Problem description
Search the data below for the string "JSON". Extract every line that contains it.

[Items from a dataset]
** begin **
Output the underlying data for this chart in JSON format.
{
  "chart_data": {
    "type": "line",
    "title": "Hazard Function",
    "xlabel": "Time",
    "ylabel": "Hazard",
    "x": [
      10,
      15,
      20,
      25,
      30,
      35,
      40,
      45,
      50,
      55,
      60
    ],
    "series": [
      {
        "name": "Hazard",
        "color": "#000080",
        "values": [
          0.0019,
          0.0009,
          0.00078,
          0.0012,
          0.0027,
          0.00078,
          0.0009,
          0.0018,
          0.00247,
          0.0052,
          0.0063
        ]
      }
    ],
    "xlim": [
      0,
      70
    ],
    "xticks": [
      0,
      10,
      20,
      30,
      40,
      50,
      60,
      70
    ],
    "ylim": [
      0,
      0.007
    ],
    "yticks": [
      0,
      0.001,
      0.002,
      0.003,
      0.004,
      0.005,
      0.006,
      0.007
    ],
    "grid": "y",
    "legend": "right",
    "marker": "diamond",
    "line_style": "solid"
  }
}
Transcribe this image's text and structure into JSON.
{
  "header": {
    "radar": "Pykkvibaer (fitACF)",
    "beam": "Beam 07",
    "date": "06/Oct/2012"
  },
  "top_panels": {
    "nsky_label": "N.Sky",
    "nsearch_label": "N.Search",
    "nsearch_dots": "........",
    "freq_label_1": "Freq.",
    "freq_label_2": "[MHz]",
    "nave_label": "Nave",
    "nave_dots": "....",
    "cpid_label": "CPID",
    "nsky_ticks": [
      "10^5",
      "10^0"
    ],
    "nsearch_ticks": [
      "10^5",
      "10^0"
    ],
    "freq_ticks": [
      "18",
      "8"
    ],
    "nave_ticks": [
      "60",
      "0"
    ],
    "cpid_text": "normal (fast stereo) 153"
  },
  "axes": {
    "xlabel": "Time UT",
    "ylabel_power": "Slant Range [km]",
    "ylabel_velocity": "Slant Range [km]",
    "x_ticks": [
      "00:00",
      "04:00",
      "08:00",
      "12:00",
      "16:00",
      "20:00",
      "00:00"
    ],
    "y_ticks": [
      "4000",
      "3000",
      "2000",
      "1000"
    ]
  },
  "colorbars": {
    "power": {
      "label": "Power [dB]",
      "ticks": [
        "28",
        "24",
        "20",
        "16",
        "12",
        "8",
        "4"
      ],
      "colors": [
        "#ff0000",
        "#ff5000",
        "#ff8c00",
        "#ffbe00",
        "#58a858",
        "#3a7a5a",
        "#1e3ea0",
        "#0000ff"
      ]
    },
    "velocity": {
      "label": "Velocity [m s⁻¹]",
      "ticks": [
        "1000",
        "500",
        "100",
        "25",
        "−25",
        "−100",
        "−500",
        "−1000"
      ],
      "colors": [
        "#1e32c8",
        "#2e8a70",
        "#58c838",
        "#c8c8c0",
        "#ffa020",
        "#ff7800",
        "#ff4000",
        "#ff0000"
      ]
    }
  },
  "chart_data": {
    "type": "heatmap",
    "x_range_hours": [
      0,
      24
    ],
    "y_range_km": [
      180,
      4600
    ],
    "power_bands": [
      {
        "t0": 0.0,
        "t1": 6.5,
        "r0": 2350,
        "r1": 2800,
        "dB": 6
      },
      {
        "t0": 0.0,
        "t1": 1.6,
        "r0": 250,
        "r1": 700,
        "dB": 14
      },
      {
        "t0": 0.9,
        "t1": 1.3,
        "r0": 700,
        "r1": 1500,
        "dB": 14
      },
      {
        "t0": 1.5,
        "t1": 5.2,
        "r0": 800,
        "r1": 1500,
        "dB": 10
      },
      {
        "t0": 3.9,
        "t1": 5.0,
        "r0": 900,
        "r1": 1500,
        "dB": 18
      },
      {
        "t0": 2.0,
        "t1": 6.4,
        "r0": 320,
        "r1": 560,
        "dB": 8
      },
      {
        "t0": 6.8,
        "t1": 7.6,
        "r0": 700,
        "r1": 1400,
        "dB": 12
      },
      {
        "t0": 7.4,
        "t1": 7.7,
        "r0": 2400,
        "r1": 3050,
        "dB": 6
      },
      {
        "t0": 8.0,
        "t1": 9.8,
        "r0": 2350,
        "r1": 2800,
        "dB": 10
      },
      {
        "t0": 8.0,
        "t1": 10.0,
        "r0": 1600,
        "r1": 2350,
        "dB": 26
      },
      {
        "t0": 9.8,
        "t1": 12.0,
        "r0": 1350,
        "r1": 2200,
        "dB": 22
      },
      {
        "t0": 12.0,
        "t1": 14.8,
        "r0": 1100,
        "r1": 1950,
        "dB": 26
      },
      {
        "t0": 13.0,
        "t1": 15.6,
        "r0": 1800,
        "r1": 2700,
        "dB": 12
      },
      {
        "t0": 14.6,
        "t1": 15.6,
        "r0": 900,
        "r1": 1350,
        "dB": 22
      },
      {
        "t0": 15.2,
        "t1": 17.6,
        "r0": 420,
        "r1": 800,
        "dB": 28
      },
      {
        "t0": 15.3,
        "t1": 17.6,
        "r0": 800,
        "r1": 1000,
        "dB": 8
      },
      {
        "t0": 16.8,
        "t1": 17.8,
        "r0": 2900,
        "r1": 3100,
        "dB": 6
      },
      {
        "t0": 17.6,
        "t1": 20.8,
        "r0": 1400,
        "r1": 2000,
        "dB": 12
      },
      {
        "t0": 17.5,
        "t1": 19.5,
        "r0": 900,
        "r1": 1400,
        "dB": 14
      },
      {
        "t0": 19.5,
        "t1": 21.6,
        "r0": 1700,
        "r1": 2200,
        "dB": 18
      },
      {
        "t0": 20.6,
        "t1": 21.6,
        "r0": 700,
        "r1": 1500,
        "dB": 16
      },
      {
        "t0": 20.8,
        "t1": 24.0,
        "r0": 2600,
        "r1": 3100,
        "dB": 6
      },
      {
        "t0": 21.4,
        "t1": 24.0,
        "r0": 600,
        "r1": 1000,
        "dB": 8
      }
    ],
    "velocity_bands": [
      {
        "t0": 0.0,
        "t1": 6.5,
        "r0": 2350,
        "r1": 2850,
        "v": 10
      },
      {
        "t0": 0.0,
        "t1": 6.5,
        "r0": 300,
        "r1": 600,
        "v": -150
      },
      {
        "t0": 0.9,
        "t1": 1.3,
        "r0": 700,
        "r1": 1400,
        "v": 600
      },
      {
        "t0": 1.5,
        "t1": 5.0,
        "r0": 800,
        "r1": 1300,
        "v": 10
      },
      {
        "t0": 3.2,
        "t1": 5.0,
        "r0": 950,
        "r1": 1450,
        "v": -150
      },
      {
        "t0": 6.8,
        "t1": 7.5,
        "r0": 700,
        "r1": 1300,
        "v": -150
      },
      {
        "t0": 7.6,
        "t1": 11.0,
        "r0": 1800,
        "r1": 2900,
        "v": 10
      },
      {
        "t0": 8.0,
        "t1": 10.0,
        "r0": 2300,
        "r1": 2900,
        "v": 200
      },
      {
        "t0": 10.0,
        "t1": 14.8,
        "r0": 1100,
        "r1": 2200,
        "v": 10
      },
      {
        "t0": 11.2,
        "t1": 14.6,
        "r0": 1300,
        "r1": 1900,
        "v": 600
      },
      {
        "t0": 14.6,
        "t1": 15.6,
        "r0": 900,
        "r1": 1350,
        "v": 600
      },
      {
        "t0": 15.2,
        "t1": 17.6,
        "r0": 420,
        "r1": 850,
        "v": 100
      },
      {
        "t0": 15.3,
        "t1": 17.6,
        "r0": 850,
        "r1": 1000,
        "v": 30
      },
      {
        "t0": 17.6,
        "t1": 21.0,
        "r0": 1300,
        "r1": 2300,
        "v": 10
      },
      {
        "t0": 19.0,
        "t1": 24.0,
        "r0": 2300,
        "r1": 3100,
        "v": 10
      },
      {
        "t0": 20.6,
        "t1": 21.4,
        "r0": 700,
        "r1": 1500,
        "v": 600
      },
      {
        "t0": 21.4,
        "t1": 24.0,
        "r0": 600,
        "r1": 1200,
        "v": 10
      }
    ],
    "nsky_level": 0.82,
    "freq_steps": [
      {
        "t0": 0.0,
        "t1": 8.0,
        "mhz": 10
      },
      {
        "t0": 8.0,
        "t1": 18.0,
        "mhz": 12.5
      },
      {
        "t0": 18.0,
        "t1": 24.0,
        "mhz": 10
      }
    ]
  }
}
** end **
Solution to the problem
Output the underlying data for this chart in JSON format.
Transcribe this image's text and structure into JSON.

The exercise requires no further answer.